Locate every line that holds the string "name" and copy it.

— Start of Information supplied —

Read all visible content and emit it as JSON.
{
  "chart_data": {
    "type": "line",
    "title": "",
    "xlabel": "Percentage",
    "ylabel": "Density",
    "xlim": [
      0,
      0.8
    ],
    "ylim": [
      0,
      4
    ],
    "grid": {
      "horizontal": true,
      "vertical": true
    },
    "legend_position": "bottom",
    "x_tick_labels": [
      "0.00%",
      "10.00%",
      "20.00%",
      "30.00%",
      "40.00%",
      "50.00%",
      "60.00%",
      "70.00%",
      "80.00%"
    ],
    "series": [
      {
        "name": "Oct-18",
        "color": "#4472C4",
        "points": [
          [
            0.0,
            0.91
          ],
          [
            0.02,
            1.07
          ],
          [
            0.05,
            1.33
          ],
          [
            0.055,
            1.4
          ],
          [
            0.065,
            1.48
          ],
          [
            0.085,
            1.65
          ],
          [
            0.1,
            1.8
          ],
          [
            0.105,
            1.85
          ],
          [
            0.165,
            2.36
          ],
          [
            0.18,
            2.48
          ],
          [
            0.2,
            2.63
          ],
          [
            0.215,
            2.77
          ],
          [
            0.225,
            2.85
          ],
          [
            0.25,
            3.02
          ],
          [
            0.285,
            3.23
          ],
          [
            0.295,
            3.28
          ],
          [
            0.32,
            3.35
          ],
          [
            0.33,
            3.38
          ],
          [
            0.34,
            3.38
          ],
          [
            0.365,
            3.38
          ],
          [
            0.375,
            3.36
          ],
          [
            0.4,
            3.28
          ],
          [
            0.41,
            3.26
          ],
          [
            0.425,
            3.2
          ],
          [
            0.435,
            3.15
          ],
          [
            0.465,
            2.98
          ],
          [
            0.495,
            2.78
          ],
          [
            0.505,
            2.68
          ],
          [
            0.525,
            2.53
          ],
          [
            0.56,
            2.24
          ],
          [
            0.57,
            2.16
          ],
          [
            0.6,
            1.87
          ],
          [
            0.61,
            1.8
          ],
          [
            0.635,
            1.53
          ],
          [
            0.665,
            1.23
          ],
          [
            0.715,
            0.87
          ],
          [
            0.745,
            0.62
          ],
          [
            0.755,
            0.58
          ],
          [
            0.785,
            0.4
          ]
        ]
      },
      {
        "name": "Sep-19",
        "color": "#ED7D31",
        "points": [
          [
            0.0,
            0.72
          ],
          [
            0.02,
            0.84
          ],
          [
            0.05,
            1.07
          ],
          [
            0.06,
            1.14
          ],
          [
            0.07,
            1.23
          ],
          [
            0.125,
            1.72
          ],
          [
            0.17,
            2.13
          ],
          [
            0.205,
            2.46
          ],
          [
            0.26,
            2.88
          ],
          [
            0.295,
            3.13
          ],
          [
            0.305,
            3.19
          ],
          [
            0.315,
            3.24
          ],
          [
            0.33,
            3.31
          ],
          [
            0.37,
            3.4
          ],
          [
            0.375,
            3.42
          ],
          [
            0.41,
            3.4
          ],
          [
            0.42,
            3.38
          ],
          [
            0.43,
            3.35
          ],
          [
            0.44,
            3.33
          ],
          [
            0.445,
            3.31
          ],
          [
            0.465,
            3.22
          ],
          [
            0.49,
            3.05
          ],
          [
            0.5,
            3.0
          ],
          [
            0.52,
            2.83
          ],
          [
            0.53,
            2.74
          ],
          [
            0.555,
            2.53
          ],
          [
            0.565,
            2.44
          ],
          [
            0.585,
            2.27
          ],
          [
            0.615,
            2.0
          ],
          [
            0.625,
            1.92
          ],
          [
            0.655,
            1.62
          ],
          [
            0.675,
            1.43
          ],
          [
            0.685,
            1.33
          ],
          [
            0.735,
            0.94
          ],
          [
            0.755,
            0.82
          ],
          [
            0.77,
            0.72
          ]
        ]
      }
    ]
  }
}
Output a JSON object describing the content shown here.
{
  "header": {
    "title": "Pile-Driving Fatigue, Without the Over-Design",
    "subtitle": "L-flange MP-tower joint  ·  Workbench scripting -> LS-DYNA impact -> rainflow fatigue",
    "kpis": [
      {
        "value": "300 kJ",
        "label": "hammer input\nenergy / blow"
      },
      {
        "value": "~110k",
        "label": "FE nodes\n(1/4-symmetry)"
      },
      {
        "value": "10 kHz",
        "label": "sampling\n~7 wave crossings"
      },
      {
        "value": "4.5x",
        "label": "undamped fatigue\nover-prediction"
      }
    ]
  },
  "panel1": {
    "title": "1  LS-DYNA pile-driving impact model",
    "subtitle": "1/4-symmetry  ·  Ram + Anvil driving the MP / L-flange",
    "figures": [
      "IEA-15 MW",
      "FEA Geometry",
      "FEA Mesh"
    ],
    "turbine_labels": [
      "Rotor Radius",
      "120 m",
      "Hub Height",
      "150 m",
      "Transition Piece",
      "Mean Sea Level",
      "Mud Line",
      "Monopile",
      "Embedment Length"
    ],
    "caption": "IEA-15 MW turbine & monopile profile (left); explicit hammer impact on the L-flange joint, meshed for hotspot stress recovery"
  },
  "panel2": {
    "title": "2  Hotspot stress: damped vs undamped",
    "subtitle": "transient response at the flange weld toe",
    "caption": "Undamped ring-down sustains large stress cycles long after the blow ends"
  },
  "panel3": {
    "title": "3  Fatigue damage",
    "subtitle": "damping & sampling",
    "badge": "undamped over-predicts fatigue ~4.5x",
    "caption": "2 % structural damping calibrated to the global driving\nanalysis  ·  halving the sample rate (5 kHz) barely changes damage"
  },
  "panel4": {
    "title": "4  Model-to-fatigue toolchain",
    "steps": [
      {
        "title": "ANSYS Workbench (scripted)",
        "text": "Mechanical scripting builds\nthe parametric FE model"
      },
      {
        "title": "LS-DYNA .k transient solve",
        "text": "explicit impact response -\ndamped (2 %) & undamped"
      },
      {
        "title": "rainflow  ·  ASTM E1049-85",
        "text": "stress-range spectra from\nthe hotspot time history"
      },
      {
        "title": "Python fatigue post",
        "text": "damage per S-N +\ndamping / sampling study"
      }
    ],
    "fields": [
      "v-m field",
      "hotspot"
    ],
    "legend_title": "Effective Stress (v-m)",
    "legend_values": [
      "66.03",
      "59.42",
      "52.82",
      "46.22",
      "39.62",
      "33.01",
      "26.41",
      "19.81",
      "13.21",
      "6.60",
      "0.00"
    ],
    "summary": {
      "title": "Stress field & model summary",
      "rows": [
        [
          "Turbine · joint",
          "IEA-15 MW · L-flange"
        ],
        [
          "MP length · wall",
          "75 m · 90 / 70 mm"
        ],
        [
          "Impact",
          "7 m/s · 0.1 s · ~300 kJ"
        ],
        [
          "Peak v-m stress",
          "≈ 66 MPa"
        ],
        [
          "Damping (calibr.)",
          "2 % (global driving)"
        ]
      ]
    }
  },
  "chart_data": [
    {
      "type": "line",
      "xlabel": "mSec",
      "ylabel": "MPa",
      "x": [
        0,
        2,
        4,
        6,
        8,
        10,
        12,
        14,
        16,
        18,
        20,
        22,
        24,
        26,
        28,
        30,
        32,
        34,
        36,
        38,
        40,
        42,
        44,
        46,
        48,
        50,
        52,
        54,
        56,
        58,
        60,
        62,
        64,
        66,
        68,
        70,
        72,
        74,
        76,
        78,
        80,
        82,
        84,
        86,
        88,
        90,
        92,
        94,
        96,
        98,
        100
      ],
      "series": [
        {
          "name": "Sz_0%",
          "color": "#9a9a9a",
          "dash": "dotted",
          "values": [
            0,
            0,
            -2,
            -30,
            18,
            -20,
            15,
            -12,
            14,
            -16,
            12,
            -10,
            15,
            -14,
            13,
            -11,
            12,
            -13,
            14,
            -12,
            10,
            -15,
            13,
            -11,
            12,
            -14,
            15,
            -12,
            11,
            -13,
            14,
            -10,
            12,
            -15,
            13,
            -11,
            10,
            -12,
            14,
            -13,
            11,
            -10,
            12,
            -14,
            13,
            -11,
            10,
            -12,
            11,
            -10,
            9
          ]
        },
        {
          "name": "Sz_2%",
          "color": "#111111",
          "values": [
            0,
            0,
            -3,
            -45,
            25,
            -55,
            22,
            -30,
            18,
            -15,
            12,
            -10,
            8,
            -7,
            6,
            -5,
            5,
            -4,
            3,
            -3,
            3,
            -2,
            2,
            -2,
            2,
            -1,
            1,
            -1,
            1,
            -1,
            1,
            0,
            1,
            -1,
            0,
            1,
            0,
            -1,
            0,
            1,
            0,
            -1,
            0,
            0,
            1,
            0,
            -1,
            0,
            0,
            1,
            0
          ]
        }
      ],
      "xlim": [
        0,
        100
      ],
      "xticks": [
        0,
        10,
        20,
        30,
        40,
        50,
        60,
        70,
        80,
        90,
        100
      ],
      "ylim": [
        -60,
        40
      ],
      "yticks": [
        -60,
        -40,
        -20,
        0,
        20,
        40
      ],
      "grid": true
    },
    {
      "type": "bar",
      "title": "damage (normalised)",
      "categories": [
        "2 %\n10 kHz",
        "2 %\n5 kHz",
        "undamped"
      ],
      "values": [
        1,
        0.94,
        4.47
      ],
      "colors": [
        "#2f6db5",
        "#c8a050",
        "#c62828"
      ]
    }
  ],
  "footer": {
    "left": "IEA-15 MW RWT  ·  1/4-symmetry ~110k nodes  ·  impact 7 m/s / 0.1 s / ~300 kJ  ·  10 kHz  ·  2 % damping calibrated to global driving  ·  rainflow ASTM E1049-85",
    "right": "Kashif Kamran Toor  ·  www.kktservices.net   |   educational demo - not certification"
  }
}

— End of Information supplied —

**Expected answer**
        "name": "Oct-18",
        "name": "Sep-19",
          "name": "Sz_0%",
          "name": "Sz_2%",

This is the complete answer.